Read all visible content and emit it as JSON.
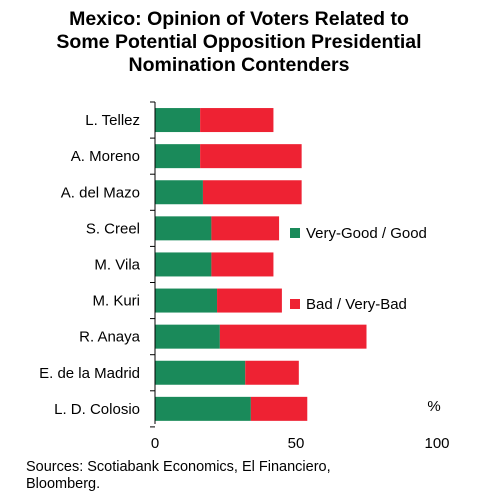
{
  "title_lines": [
    "Mexico: Opinion of Voters Related to",
    "Some Potential Opposition Presidential",
    "Nomination Contenders"
  ],
  "source_lines": [
    "Sources: Scotiabank Economics, El Financiero,",
    "Bloomberg."
  ],
  "chart_data": {
    "type": "bar",
    "orientation": "horizontal",
    "stacked": true,
    "categories": [
      "L. Tellez",
      "A. Moreno",
      "A. del Mazo",
      "S. Creel",
      "M. Vila",
      "M. Kuri",
      "R. Anaya",
      "E. de la Madrid",
      "L. D. Colosio"
    ],
    "series": [
      {
        "name": "Very-Good / Good",
        "color": "#1a8a5a",
        "values": [
          16,
          16,
          17,
          20,
          20,
          22,
          23,
          32,
          34
        ]
      },
      {
        "name": "Bad / Very-Bad",
        "color": "#ee2233",
        "values": [
          26,
          36,
          35,
          24,
          22,
          23,
          52,
          19,
          20
        ]
      }
    ],
    "xlim": [
      0,
      100
    ],
    "xticks": [
      0,
      50,
      100
    ],
    "unit_label": "%",
    "grid": false,
    "legend_position": "inside-right"
  }
}
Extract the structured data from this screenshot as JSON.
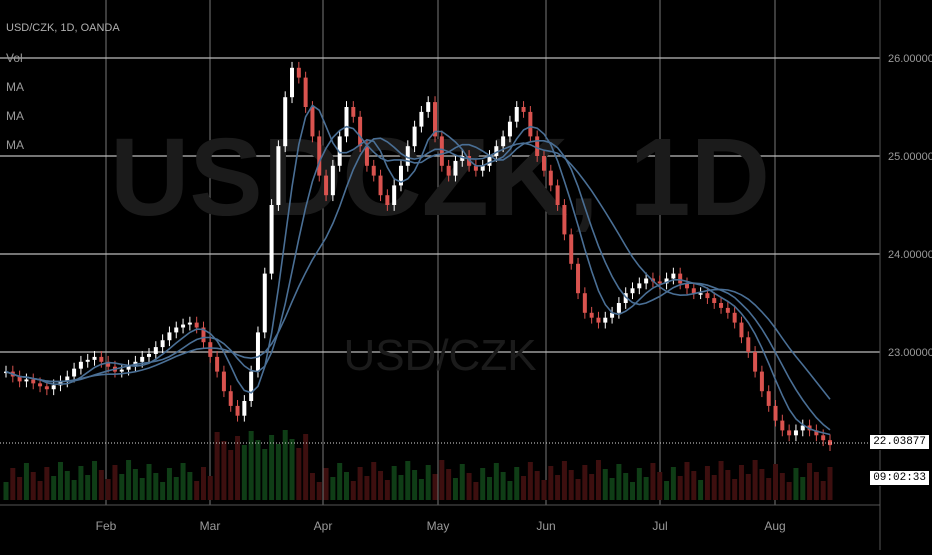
{
  "header": {
    "symbol_line": "USD/CZK, 1D, OANDA",
    "legend": [
      "Vol",
      "MA",
      "MA",
      "MA"
    ]
  },
  "watermark": {
    "big": "USDCZK, 1D",
    "small": "USD/CZK"
  },
  "price_axis": {
    "labels": [
      "26.00000",
      "25.00000",
      "24.00000",
      "23.00000"
    ],
    "last_price": "22.03877",
    "countdown": "09:02:33"
  },
  "chart_data": {
    "type": "line",
    "title": "USD/CZK, 1D, OANDA",
    "xlabel": "",
    "ylabel": "",
    "x_ticks": [
      "Feb",
      "Mar",
      "Apr",
      "May",
      "Jun",
      "Jul",
      "Aug"
    ],
    "ylim": [
      22.0,
      26.4
    ],
    "grid": true,
    "colors": {
      "up": "#ffffff",
      "down": "#d9534f",
      "ma": "#4a6f95",
      "vol_up": "#0f3d16",
      "vol_down": "#3d0f0f"
    },
    "series": [
      {
        "values": [
          22.8,
          22.75,
          22.7,
          22.72,
          22.68,
          22.65,
          22.62,
          22.66,
          22.7,
          22.75,
          22.83,
          22.9,
          22.92,
          22.95,
          22.9,
          22.85,
          22.8,
          22.82,
          22.86,
          22.9,
          22.95,
          22.98,
          23.05,
          23.12,
          23.2,
          23.25,
          23.28,
          23.3,
          23.25,
          23.1,
          22.95,
          22.8,
          22.6,
          22.45,
          22.35,
          22.5,
          22.8,
          23.2,
          23.8,
          24.5,
          25.1,
          25.6,
          25.9,
          25.8,
          25.5,
          25.2,
          24.8,
          24.6,
          24.9,
          25.2,
          25.5,
          25.4,
          25.1,
          24.9,
          24.8,
          24.6,
          24.5,
          24.7,
          24.9,
          25.1,
          25.3,
          25.45,
          25.55,
          25.2,
          24.9,
          24.8,
          24.95,
          25.0,
          24.9,
          24.85,
          24.9,
          25.0,
          25.1,
          25.2,
          25.35,
          25.5,
          25.45,
          25.2,
          25.0,
          24.85,
          24.7,
          24.5,
          24.2,
          23.9,
          23.6,
          23.4,
          23.35,
          23.3,
          23.35,
          23.4,
          23.5,
          23.6,
          23.65,
          23.7,
          23.75,
          23.72,
          23.7,
          23.75,
          23.8,
          23.7,
          23.65,
          23.6,
          23.6,
          23.55,
          23.5,
          23.45,
          23.4,
          23.3,
          23.15,
          23.0,
          22.8,
          22.6,
          22.45,
          22.3,
          22.2,
          22.15,
          22.2,
          22.25,
          22.2,
          22.15,
          22.1,
          22.05
        ]
      }
    ]
  }
}
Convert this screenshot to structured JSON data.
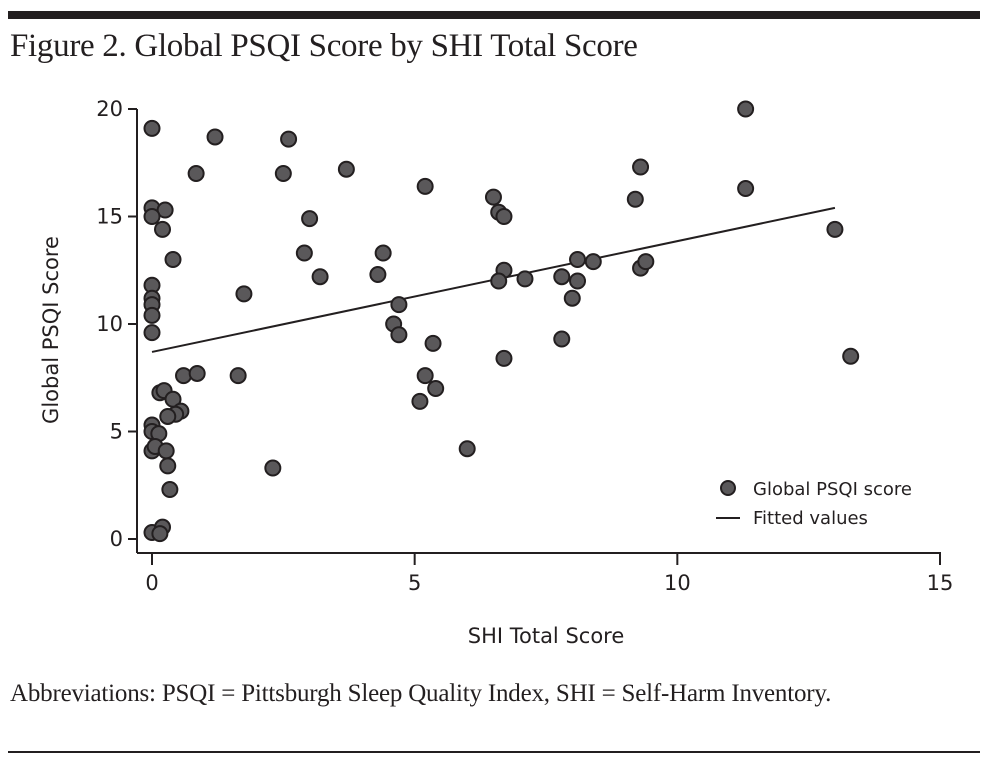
{
  "figure": {
    "title": "Figure 2. Global PSQI Score by SHI Total Score",
    "note": "Abbreviations: PSQI = Pittsburgh Sleep Quality Index, SHI = Self-Harm Inventory."
  },
  "colors": {
    "point_fill": "#5a585a",
    "point_stroke": "#231f20",
    "line": "#231f20",
    "rule": "#231f20"
  },
  "chart_data": {
    "type": "scatter",
    "title": "Figure 2. Global PSQI Score by SHI Total Score",
    "xlabel": "SHI Total Score",
    "ylabel": "Global PSQI Score",
    "xlim": [
      0,
      15
    ],
    "ylim": [
      0,
      20
    ],
    "xticks": [
      "0",
      "5",
      "10",
      "15"
    ],
    "xtick_values": [
      0,
      5,
      10,
      15
    ],
    "yticks": [
      "0",
      "5",
      "10",
      "15",
      "20"
    ],
    "ytick_values": [
      0,
      5,
      10,
      15,
      20
    ],
    "grid": false,
    "legend": {
      "placement": "bottom-right",
      "entries": [
        "Global PSQI score",
        "Fitted values"
      ]
    },
    "series": [
      {
        "name": "Global PSQI score",
        "kind": "scatter",
        "points": [
          [
            0,
            19.1
          ],
          [
            1.2,
            18.7
          ],
          [
            2.6,
            18.6
          ],
          [
            0.84,
            17.0
          ],
          [
            2.5,
            17.0
          ],
          [
            3.7,
            17.2
          ],
          [
            11.3,
            20.0
          ],
          [
            9.3,
            17.3
          ],
          [
            5.2,
            16.4
          ],
          [
            0,
            15.4
          ],
          [
            0.25,
            15.3
          ],
          [
            0,
            15.0
          ],
          [
            0.2,
            14.4
          ],
          [
            3.0,
            14.9
          ],
          [
            6.5,
            15.9
          ],
          [
            6.6,
            15.2
          ],
          [
            6.7,
            15.0
          ],
          [
            9.2,
            15.8
          ],
          [
            11.3,
            16.3
          ],
          [
            13.0,
            14.4
          ],
          [
            0.4,
            13.0
          ],
          [
            2.9,
            13.3
          ],
          [
            4.4,
            13.3
          ],
          [
            3.2,
            12.2
          ],
          [
            4.3,
            12.3
          ],
          [
            6.7,
            12.5
          ],
          [
            6.6,
            12.0
          ],
          [
            7.1,
            12.1
          ],
          [
            7.8,
            12.2
          ],
          [
            8.1,
            13.0
          ],
          [
            8.4,
            12.9
          ],
          [
            8.1,
            12.0
          ],
          [
            8.0,
            11.2
          ],
          [
            9.3,
            12.6
          ],
          [
            9.4,
            12.9
          ],
          [
            0,
            11.8
          ],
          [
            0,
            11.2
          ],
          [
            0,
            10.9
          ],
          [
            0,
            10.4
          ],
          [
            0,
            9.6
          ],
          [
            1.75,
            11.4
          ],
          [
            4.7,
            10.9
          ],
          [
            4.6,
            10.0
          ],
          [
            4.7,
            9.5
          ],
          [
            5.35,
            9.1
          ],
          [
            7.8,
            9.3
          ],
          [
            6.7,
            8.4
          ],
          [
            13.3,
            8.5
          ],
          [
            0.6,
            7.6
          ],
          [
            0.86,
            7.7
          ],
          [
            1.64,
            7.6
          ],
          [
            5.2,
            7.6
          ],
          [
            5.4,
            7.0
          ],
          [
            5.1,
            6.4
          ],
          [
            0.15,
            6.8
          ],
          [
            0.23,
            6.9
          ],
          [
            0.4,
            6.5
          ],
          [
            0.55,
            5.95
          ],
          [
            0.45,
            5.8
          ],
          [
            0.3,
            5.7
          ],
          [
            0,
            5.3
          ],
          [
            0,
            5.0
          ],
          [
            0.13,
            4.9
          ],
          [
            0,
            4.1
          ],
          [
            0.06,
            4.3
          ],
          [
            0.27,
            4.1
          ],
          [
            0.3,
            3.4
          ],
          [
            0.34,
            2.3
          ],
          [
            2.3,
            3.3
          ],
          [
            6.0,
            4.2
          ],
          [
            0,
            0.3
          ],
          [
            0.2,
            0.55
          ],
          [
            0.15,
            0.25
          ]
        ]
      },
      {
        "name": "Fitted values",
        "kind": "line",
        "points": [
          [
            0,
            8.7
          ],
          [
            13.0,
            15.4
          ]
        ]
      }
    ]
  }
}
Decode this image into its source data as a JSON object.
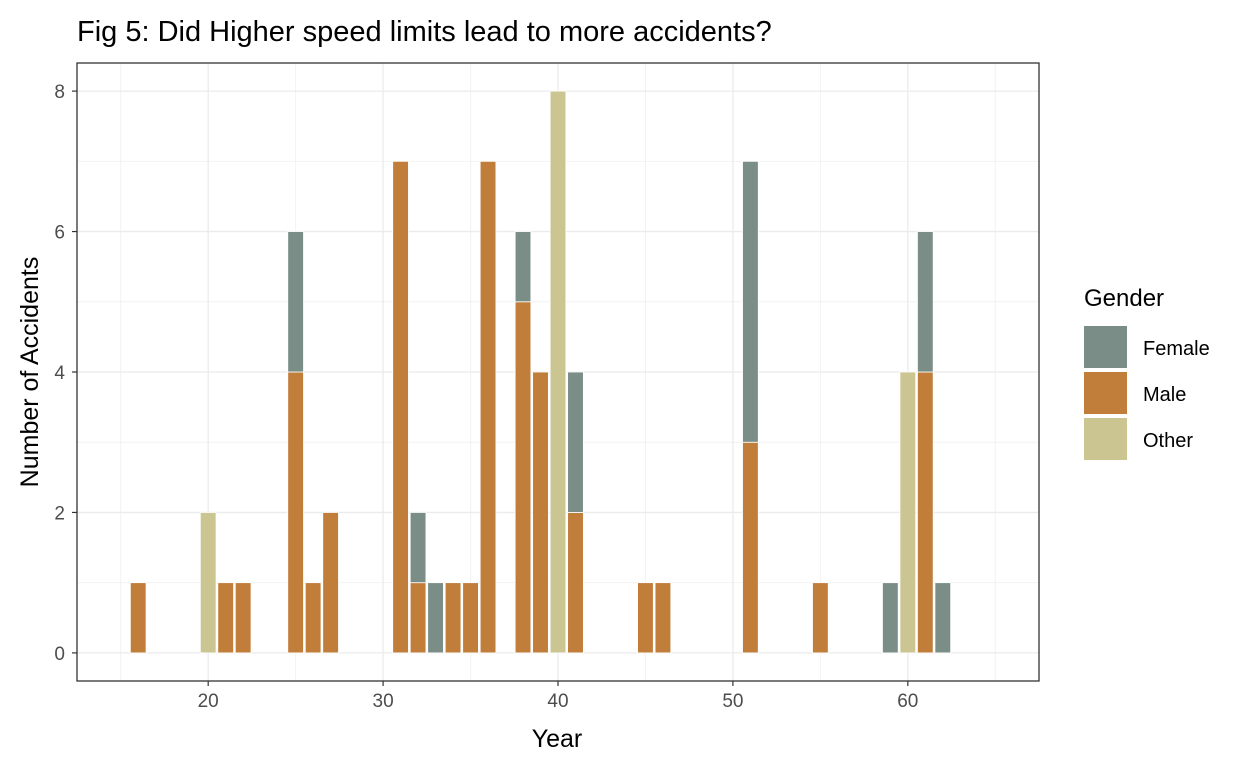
——————————
_PROBLEM REQUIREMENTS_
Your task is to gather all lines from the entries above that hold the word "JSON".

_TASK RESPONSE_
Read all visible content and emit it as JSON.
Extract the structured data from this screenshot as JSON.
Convert this screenshot to structured JSON data.
Decode this image into its source data as a JSON object.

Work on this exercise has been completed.